EXTRACT PROVIDED.
++++++++

JPYC, the Tokyo-based issuer behind Japan’s first yen-pegged stablecoin, has said that digital asset companies could become major holders of government bonds as their reserves grow.

JPYC launched its yen-backed stablecoin on October 27 under Japan’s revised Payment Services Act, the nation’s first legal framework for stablecoins.

🇯🇵 Japan will see its first yen-pegged stablecoin go live on Monday, marking a major step toward digital finance as blockchain use moves into the mainstream. #Japan #Stablecoins https://t.co/lBe453KWzH

— Cryptonews.com (@cryptonews) October 27, 2025

The startup has issued roughly $930,000 worth of tokens, with a target circulation of 10 trillion yen ($66 billion) within the next three years.

The tokens are fully convertible to yen and backed by bank deposits and JGBs, designed to move seamlessly across blockchain networks.

JPYC Plans to Invest 80% of Stablecoin Proceeds in Government Bonds

Founder and CEO Noritaka Okabe told Reuters that stablecoin issuers could step into the role traditionally held by the BOJ, which has been tapering its bond purchases after years of aggressive monetary easing.

“With the BOJ tapering bond buying, stablecoin issuers could emerge as the biggest holders of JGBs in the next few years,” Okabe said.

He added that authorities could influence bond duration, but controlling total holdings would be challenging.

Currently, the BOJ is the dominant player in Japan’s JGB market, holding roughly 50% of the 1,055-trillion-yen market, followed by insurance companies and domestic banks. Foreign investors and public pensions account for smaller shares.

Source: MOF

As the BOJ reduces its purchases, there is uncertainty over whether domestic financial institutions, which have trimmed holdings during the ultra-loose policy era, will absorb the new supply, especially as the government issues more debt to fund spending plans.

Okabe suggested that stablecoin issuers could fill this gap, with JPYC planning to invest 80% of its proceeds in JGBs and 20% in bank deposits.

++++++++

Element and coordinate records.
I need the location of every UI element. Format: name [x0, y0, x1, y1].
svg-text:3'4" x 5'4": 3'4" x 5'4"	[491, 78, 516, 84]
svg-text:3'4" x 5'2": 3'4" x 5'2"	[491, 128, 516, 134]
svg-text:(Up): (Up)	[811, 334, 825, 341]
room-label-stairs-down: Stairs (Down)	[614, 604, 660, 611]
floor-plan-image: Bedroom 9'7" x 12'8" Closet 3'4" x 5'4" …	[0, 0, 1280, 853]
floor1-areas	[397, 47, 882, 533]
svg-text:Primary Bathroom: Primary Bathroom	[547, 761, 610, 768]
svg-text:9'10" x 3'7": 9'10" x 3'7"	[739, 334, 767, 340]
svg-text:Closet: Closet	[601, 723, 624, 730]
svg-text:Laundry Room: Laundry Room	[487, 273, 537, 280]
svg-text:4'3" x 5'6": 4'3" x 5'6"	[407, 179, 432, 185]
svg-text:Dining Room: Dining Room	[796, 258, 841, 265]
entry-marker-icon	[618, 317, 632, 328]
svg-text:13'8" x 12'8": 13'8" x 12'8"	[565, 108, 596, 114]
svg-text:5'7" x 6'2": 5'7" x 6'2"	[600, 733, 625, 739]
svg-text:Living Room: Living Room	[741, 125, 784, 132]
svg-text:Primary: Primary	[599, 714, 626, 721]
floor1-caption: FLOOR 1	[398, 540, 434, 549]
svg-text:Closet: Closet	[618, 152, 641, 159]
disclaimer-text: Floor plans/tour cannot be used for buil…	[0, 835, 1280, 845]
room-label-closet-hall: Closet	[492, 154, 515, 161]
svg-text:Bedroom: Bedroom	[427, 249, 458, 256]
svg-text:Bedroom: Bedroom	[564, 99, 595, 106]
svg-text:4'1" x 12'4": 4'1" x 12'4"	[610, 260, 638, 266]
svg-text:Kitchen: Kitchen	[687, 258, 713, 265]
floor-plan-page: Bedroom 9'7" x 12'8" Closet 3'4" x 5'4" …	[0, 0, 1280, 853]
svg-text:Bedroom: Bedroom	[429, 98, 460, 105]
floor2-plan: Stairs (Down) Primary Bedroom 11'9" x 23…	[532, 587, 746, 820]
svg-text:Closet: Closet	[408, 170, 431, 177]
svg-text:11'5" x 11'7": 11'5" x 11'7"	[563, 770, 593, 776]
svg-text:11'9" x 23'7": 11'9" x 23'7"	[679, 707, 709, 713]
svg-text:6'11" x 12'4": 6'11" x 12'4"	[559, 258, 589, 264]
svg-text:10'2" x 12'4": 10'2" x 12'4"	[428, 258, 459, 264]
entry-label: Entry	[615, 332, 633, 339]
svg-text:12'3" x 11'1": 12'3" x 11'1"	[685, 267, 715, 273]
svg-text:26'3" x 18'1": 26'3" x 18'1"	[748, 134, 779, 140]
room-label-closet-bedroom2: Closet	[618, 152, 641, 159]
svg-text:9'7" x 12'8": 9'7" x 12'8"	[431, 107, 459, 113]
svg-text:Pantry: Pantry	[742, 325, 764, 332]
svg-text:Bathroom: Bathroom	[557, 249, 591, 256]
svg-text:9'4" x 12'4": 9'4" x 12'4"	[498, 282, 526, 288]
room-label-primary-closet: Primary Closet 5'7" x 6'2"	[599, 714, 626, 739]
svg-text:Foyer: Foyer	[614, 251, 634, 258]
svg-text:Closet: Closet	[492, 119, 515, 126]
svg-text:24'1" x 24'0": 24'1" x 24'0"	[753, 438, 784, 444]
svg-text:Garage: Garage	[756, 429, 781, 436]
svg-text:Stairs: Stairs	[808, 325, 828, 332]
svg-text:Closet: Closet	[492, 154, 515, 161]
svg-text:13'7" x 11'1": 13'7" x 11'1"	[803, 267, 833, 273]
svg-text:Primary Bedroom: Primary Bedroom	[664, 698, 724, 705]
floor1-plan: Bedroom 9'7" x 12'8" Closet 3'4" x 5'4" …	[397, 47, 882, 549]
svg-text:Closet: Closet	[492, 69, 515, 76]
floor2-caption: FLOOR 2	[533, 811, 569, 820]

++++++++

TASKS TO CARRY OUT.
1. Do these statements agree with the JPYC stablecoin article? (a) JPYC plans to invest 80% of its proceeds in bank deposits. (b) The BOJ holds roughly half of Japan's JGB market. (c) JPYC aims for a circulation of 10 trillion yen within the next three years. For each, answer yes or no and quote the deciding words.
2. Can you turn the paragraph of the JPYC stablecoin article that begins "Currently, the BOJ is the dominant player" into a short bulleted list that keeps its main facts?
3. From the JPYC stablecoin article, extract the stretch from "Currently, the BOJ" through "fund spending plans.", word for word.

RESULTS.
1.
(a) No: "with JPYC planning to invest 80% of its proceeds in JGBs and 20% in bank deposits."
(b) Yes: "holding roughly 50% of the 1,055-trillion-yen market"
(c) Yes: "with a target circulation of 10 trillion yen ($66 billion) within the next three years."

2.
- The BOJ dominates Japan's JGB market and holds about 50% of the 1,055-trillion-yen total.
- Insurance companies and domestic banks come next.
- Foreign investors and public pensions hold smaller shares.

3.
Currently, the BOJ is the dominant player in Japan’s JGB market, holding roughly 50% of the 1,055-trillion-yen market, followed by insurance companies and domestic banks. Foreign investors and public pensions account for smaller shares.

Source: MOF

As the BOJ reduces its purchases, there is uncertainty over whether domestic financial institutions, which have trimmed holdings during the ultra-loose policy era, will absorb the new supply, especially as the government issues more debt to fund spending plans.